Materials provided
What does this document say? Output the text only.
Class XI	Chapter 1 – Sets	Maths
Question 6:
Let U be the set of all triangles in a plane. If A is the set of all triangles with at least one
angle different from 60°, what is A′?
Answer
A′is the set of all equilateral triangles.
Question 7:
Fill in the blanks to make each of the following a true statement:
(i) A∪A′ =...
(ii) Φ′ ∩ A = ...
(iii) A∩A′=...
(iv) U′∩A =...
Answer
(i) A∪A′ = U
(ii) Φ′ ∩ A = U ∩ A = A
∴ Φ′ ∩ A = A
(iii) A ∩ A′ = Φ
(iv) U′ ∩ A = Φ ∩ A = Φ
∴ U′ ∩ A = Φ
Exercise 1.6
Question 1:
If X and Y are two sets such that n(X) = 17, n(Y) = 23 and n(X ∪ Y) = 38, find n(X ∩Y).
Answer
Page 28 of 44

Aim of the task
Copy every line of the material, please, keeping it exactly the same.

The response
What does this document say? Output the text only.
Class XI	Chapter 1 – Sets	Maths
Question 6:
Let U be the set of all triangles in a plane. If A is the set of all triangles with at least one
angle different from 60°, what is A′?
Answer
A′is the set of all equilateral triangles.
Question 7:
Fill in the blanks to make each of the following a true statement:
(i) A∪A′ =...
(ii) Φ′ ∩ A = ...
(iii) A∩A′=...
(iv) U′∩A =...
Answer
(i) A∪A′ = U
(ii) Φ′ ∩ A = U ∩ A = A
∴ Φ′ ∩ A = A
(iii) A ∩ A′ = Φ
(iv) U′ ∩ A = Φ ∩ A = Φ
∴ U′ ∩ A = Φ
Exercise 1.6
Question 1:
If X and Y are two sets such that n(X) = 17, n(Y) = 23 and n(X ∪ Y) = 38, find n(X ∩Y).
Answer
Page 28 of 44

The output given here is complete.